[Saved entries]
--
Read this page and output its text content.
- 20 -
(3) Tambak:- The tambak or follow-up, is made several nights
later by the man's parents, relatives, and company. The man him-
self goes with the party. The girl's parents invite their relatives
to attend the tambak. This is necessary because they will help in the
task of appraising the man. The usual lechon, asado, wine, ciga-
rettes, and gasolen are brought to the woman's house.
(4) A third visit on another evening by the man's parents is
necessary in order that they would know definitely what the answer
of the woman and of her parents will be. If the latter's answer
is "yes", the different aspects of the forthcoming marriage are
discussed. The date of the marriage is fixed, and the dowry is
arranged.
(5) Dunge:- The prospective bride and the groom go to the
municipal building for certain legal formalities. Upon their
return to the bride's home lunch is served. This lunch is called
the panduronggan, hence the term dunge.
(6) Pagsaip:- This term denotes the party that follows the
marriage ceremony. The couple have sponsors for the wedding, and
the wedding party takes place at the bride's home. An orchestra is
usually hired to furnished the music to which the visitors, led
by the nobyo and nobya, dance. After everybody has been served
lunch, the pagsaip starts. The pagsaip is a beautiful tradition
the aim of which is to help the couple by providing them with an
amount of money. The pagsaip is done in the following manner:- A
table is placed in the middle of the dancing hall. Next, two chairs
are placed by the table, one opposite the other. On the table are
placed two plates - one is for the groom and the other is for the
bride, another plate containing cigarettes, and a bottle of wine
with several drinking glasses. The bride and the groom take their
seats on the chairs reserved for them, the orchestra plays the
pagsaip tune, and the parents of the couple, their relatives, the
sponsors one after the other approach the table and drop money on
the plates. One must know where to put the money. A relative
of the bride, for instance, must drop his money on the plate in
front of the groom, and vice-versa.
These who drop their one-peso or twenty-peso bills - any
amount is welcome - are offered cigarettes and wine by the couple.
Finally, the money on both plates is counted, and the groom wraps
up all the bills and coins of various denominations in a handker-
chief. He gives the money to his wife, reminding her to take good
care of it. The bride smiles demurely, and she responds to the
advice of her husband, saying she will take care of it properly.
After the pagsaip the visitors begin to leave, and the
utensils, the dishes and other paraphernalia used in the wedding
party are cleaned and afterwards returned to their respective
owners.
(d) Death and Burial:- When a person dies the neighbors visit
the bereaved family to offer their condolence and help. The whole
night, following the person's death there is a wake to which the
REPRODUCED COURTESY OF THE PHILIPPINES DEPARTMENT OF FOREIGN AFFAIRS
--
> THE EXERCISE:
Go through the listing above and restate it word for word.

> ANSWER TO THIS EXERCISE:
Read this page and output its text content.
- 20 -
(3) Tambak:- The tambak or follow-up, is made several nights
later by the man's parents, relatives, and company. The man him-
self goes with the party. The girl's parents invite their relatives
to attend the tambak. This is necessary because they will help in the
task of appraising the man. The usual lechon, asado, wine, ciga-
rettes, and gasolen are brought to the woman's house.
(4) A third visit on another evening by the man's parents is
necessary in order that they would know definitely what the answer
of the woman and of her parents will be. If the latter's answer
is "yes", the different aspects of the forthcoming marriage are
discussed. The date of the marriage is fixed, and the dowry is
arranged.
(5) Dunge:- The prospective bride and the groom go to the
municipal building for certain legal formalities. Upon their
return to the bride's home lunch is served. This lunch is called
the panduronggan, hence the term dunge.
(6) Pagsaip:- This term denotes the party that follows the
marriage ceremony. The couple have sponsors for the wedding, and
the wedding party takes place at the bride's home. An orchestra is
usually hired to furnished the music to which the visitors, led
by the nobyo and nobya, dance. After everybody has been served
lunch, the pagsaip starts. The pagsaip is a beautiful tradition
the aim of which is to help the couple by providing them with an
amount of money. The pagsaip is done in the following manner:- A
table is placed in the middle of the dancing hall. Next, two chairs
are placed by the table, one opposite the other. On the table are
placed two plates - one is for the groom and the other is for the
bride, another plate containing cigarettes, and a bottle of wine
with several drinking glasses. The bride and the groom take their
seats on the chairs reserved for them, the orchestra plays the
pagsaip tune, and the parents of the couple, their relatives, the
sponsors one after the other approach the table and drop money on
the plates. One must know where to put the money. A relative
of the bride, for instance, must drop his money on the plate in
front of the groom, and vice-versa.
These who drop their one-peso or twenty-peso bills - any
amount is welcome - are offered cigarettes and wine by the couple.
Finally, the money on both plates is counted, and the groom wraps
up all the bills and coins of various denominations in a handker-
chief. He gives the money to his wife, reminding her to take good
care of it. The bride smiles demurely, and she responds to the
advice of her husband, saying she will take care of it properly.
After the pagsaip the visitors begin to leave, and the
utensils, the dishes and other paraphernalia used in the wedding
party are cleaned and afterwards returned to their respective
owners.
(d) Death and Burial:- When a person dies the neighbors visit
the bereaved family to offer their condolence and help. The whole
night, following the person's death there is a wake to which the
REPRODUCED COURTESY OF THE PHILIPPINES DEPARTMENT OF FOREIGN AFFAIRS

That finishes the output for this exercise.